# Task requirements:
Will you give every entry again exactly as it stands?
━━━━━━━━━━━━━━━━━━━━
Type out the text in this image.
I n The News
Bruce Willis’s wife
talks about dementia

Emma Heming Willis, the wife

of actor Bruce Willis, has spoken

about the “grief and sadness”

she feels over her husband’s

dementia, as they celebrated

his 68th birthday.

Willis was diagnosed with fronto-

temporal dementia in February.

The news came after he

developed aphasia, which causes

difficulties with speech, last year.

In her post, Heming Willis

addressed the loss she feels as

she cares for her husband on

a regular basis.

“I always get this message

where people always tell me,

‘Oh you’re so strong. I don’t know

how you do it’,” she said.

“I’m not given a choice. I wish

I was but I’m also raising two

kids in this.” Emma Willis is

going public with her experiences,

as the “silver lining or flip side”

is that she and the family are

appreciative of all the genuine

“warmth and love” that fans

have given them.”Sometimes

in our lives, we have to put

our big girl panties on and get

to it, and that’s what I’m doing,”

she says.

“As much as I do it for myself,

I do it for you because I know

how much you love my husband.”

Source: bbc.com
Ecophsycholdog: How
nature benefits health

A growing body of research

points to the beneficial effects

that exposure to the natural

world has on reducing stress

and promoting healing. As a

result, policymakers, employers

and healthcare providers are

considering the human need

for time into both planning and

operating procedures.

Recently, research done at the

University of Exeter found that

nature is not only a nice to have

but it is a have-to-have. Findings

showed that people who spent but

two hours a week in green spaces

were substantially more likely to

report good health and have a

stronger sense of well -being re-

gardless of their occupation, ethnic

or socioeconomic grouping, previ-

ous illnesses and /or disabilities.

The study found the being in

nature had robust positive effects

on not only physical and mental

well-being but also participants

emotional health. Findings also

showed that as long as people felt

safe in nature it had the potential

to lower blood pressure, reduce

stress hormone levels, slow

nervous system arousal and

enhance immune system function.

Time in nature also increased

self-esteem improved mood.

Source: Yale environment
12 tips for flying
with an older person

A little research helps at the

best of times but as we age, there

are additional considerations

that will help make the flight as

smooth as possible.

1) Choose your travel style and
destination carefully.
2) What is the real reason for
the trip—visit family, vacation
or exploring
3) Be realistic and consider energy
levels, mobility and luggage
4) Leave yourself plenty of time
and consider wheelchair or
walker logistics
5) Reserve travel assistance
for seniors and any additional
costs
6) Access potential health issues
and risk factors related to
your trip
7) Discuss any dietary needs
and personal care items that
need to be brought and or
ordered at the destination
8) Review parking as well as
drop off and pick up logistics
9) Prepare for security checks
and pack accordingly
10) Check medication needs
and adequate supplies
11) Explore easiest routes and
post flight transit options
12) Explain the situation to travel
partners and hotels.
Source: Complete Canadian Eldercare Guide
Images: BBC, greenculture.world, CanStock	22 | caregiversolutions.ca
━━━━━━━━━━━━━━━━━━━━
# Result of the exercise:
Type out the text in this image.
I n The News
Bruce Willis’s wife
talks about dementia

Emma Heming Willis, the wife

of actor Bruce Willis, has spoken

about the “grief and sadness”

she feels over her husband’s

dementia, as they celebrated

his 68th birthday.

Willis was diagnosed with fronto-

temporal dementia in February.

The news came after he

developed aphasia, which causes

difficulties with speech, last year.

In her post, Heming Willis

addressed the loss she feels as

she cares for her husband on

a regular basis.

“I always get this message

where people always tell me,

‘Oh you’re so strong. I don’t know

how you do it’,” she said.

“I’m not given a choice. I wish

I was but I’m also raising two

kids in this.” Emma Willis is

going public with her experiences,

as the “silver lining or flip side”

is that she and the family are

appreciative of all the genuine

“warmth and love” that fans

have given them.”Sometimes

in our lives, we have to put

our big girl panties on and get

to it, and that’s what I’m doing,”

she says.

“As much as I do it for myself,

I do it for you because I know

how much you love my husband.”

Source: bbc.com
Ecophsycholdog: How
nature benefits health

A growing body of research

points to the beneficial effects

that exposure to the natural

world has on reducing stress

and promoting healing. As a

result, policymakers, employers

and healthcare providers are

considering the human need

for time into both planning and

operating procedures.

Recently, research done at the

University of Exeter found that

nature is not only a nice to have

but it is a have-to-have. Findings

showed that people who spent but

two hours a week in green spaces

were substantially more likely to

report good health and have a

stronger sense of well -being re-

gardless of their occupation, ethnic

or socioeconomic grouping, previ-

ous illnesses and /or disabilities.

The study found the being in

nature had robust positive effects

on not only physical and mental

well-being but also participants

emotional health. Findings also

showed that as long as people felt

safe in nature it had the potential

to lower blood pressure, reduce

stress hormone levels, slow

nervous system arousal and

enhance immune system function.

Time in nature also increased

self-esteem improved mood.

Source: Yale environment
12 tips for flying
with an older person

A little research helps at the

best of times but as we age, there

are additional considerations

that will help make the flight as

smooth as possible.

1) Choose your travel style and
destination carefully.
2) What is the real reason for
the trip—visit family, vacation
or exploring
3) Be realistic and consider energy
levels, mobility and luggage
4) Leave yourself plenty of time
and consider wheelchair or
walker logistics
5) Reserve travel assistance
for seniors and any additional
costs
6) Access potential health issues
and risk factors related to
your trip
7) Discuss any dietary needs
and personal care items that
need to be brought and or
ordered at the destination
8) Review parking as well as
drop off and pick up logistics
9) Prepare for security checks
and pack accordingly
10) Check medication needs
and adequate supplies
11) Explore easiest routes and
post flight transit options
12) Explain the situation to travel
partners and hotels.
Source: Complete Canadian Eldercare Guide
Images: BBC, greenculture.world, CanStock	22 | caregiversolutions.ca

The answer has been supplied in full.